## [WHAT IS BEING ASKED]
Lift every line from the entries that includes the word "color".

(Figure data in JSON)
%%

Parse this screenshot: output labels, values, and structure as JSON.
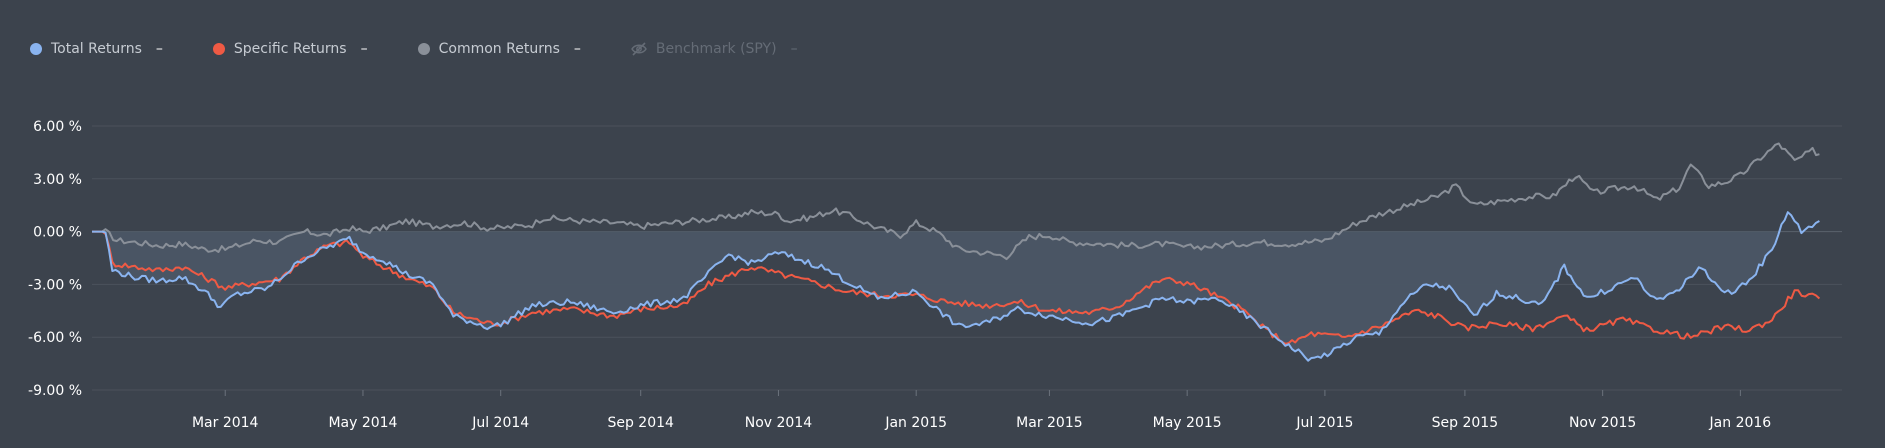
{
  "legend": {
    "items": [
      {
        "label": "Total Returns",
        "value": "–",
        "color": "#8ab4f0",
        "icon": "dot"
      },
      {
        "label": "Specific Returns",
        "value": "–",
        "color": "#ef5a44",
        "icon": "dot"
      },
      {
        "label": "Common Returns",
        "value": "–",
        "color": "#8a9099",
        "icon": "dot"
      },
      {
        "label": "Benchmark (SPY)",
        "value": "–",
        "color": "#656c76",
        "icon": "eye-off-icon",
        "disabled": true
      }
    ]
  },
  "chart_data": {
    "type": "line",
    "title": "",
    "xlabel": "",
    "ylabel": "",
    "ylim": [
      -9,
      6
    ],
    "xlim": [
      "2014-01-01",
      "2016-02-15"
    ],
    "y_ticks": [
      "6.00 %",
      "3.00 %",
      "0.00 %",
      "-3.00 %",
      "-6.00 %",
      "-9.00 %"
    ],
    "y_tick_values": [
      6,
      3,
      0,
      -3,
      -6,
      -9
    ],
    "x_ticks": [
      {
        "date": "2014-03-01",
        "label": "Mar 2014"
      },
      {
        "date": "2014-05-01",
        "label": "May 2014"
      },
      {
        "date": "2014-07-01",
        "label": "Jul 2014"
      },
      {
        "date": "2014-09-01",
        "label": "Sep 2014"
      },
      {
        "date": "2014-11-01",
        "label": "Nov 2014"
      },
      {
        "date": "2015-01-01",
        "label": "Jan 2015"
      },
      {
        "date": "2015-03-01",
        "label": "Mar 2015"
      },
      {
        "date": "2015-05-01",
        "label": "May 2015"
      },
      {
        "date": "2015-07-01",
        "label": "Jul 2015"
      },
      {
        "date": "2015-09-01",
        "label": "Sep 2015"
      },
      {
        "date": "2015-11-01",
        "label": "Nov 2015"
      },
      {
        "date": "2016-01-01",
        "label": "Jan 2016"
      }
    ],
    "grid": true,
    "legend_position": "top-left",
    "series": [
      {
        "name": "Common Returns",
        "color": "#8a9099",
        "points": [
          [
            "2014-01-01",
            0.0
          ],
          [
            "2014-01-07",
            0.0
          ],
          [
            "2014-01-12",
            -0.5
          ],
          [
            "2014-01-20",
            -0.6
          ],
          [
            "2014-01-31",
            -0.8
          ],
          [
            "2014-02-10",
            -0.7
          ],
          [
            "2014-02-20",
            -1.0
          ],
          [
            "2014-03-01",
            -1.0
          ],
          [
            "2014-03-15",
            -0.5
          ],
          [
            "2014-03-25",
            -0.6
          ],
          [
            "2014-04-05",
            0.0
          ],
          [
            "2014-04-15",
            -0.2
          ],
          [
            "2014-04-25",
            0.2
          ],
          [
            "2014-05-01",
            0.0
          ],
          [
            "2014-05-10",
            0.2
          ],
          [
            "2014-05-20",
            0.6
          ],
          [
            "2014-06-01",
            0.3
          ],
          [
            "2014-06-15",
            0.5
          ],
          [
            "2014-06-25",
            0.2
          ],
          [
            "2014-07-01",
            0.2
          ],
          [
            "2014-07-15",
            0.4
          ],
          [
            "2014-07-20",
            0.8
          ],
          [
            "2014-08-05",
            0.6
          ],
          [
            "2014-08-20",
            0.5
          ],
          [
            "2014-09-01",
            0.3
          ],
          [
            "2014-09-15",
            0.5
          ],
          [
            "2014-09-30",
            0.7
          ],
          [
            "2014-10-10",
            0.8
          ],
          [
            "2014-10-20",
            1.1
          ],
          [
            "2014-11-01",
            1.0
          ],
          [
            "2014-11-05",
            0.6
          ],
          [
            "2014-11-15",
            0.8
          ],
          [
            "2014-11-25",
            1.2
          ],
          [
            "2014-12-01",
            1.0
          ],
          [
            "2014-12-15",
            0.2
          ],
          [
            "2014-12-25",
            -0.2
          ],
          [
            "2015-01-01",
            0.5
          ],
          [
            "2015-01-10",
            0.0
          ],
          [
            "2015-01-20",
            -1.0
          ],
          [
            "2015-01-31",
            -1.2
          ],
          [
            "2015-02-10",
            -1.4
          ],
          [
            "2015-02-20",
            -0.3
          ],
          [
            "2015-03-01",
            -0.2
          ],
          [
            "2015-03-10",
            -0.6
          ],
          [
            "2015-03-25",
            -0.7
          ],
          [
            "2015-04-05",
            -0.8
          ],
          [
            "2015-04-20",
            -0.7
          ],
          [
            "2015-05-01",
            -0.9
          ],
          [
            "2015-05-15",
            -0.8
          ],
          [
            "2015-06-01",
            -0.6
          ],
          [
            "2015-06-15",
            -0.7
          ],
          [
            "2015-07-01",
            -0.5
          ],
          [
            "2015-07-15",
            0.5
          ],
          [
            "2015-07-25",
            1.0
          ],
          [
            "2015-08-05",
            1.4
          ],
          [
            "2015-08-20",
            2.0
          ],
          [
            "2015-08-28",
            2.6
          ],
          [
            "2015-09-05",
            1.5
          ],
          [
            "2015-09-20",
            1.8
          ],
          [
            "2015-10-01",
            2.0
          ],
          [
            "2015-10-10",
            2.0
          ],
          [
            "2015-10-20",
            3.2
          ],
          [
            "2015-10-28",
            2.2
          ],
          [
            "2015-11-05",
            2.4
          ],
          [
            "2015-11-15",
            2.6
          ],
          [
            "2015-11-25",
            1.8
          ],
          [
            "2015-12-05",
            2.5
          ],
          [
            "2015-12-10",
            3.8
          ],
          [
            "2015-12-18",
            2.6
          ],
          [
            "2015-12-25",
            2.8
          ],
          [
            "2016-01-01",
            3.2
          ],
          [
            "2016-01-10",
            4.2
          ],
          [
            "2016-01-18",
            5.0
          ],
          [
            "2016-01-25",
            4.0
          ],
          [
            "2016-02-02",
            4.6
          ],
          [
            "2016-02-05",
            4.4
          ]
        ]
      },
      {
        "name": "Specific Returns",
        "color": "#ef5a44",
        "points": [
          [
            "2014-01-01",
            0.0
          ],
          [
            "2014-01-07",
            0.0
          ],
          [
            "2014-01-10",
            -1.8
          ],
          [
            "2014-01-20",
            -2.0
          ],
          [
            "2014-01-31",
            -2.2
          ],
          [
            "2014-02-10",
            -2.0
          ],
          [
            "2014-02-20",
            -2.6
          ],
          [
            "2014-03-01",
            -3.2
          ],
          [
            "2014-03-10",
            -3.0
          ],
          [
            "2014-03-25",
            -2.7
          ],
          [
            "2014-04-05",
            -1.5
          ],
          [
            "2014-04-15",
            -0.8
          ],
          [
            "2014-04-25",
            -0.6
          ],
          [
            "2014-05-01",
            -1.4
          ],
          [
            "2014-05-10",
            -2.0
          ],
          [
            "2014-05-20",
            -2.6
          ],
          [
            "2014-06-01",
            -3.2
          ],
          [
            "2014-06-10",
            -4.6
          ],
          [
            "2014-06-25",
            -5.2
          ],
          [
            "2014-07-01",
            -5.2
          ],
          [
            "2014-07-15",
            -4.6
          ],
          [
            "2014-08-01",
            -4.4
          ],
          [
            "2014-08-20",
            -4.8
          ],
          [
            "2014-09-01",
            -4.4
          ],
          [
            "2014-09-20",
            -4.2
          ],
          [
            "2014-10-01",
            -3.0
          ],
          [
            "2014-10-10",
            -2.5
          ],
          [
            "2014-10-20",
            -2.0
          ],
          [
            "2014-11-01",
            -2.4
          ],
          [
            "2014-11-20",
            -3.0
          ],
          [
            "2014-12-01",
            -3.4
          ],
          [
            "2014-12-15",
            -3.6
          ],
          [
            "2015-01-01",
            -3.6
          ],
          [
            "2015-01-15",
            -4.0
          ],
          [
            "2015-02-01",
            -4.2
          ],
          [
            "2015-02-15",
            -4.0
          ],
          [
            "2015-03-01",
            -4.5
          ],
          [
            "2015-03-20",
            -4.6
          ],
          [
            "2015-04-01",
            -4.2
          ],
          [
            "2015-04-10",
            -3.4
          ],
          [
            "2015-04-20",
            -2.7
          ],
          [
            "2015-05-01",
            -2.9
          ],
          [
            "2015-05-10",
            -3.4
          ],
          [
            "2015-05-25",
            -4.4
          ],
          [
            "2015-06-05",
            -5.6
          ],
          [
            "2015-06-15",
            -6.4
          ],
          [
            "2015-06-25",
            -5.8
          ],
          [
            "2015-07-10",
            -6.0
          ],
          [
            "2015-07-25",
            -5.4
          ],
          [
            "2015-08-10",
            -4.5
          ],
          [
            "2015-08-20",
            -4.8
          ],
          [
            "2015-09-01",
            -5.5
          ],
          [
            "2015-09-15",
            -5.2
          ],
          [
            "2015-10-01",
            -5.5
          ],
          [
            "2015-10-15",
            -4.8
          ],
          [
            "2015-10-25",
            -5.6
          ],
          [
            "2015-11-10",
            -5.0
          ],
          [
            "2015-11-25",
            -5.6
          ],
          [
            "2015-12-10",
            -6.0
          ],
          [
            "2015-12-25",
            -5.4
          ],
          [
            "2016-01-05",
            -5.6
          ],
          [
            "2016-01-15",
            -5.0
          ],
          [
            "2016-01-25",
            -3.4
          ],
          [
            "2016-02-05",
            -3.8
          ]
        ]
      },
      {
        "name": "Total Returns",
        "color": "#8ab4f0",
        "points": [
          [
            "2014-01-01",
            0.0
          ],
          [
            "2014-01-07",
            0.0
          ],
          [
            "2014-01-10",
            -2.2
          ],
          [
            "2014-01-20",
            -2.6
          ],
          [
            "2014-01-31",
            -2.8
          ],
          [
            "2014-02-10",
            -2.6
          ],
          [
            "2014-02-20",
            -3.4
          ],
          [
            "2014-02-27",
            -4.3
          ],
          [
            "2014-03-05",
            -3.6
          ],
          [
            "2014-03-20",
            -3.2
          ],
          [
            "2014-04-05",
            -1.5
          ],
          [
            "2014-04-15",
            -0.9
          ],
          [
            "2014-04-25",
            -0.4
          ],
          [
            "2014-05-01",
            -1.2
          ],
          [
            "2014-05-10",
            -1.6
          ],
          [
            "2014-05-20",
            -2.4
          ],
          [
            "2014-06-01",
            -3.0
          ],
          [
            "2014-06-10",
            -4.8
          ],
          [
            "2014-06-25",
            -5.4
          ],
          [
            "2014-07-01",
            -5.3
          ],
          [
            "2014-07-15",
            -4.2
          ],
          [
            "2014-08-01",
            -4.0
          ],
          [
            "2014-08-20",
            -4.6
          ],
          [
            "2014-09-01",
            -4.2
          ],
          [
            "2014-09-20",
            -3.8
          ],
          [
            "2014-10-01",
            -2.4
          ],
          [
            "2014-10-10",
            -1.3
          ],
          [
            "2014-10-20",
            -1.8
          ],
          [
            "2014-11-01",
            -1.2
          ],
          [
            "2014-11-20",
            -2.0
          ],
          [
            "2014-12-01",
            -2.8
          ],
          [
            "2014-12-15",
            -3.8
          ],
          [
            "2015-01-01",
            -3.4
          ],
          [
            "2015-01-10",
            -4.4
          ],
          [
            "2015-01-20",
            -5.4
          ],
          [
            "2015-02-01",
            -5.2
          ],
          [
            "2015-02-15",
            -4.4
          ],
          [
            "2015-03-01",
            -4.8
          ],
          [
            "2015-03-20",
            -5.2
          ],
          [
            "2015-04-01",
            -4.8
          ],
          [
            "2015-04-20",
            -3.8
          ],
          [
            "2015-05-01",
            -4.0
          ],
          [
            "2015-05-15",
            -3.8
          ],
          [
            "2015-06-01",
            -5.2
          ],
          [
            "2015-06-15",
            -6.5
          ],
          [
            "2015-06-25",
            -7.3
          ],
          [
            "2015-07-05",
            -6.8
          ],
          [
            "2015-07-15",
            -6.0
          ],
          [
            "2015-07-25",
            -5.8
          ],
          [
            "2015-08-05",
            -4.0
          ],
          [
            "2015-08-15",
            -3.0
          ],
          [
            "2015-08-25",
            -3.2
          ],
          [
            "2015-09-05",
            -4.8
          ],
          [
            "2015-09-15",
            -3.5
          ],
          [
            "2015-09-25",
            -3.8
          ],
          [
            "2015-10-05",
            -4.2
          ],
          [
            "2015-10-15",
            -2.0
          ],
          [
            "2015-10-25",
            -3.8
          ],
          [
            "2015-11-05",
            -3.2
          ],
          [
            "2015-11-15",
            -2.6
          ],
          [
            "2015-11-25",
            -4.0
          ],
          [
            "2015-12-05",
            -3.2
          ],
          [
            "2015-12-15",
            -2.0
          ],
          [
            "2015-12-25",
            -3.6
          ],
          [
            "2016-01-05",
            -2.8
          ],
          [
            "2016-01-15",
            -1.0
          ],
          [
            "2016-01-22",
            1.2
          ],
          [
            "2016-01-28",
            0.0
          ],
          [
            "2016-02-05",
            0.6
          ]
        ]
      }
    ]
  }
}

%%
%%

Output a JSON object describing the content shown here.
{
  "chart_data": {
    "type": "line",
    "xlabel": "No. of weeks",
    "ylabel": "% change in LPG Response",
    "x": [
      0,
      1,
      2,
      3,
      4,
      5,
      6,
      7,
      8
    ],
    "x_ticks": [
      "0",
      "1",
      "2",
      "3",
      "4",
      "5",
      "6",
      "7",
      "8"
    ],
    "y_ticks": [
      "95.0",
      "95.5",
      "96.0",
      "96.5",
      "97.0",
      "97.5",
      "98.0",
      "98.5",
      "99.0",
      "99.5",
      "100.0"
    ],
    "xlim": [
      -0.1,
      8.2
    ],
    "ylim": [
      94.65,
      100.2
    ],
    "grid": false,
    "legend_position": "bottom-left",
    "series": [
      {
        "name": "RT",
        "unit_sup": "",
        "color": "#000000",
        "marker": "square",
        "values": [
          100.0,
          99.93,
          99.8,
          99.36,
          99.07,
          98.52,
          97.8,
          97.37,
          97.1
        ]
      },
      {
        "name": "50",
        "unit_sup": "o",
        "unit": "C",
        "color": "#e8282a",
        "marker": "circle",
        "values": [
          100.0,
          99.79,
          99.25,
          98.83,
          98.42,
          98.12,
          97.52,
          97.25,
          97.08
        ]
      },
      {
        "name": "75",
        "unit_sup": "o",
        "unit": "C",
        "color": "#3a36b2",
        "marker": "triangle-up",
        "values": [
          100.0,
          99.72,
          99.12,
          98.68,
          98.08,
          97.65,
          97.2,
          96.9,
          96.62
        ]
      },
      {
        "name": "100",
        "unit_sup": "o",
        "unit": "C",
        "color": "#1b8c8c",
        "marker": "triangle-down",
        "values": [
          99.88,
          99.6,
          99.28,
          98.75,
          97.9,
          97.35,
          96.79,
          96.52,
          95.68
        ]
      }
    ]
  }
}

%%

## [ANSWER TO THIS PROBLEM]
        "color": "#8ab4f0",
        "color": "#ef5a44",
        "color": "#8a9099",
        "color": "#656c76",
        "color": "#8a9099",
        "color": "#ef5a44",
        "color": "#8ab4f0",
        "color": "#000000",
        "color": "#e8282a",
        "color": "#3a36b2",
        "color": "#1b8c8c",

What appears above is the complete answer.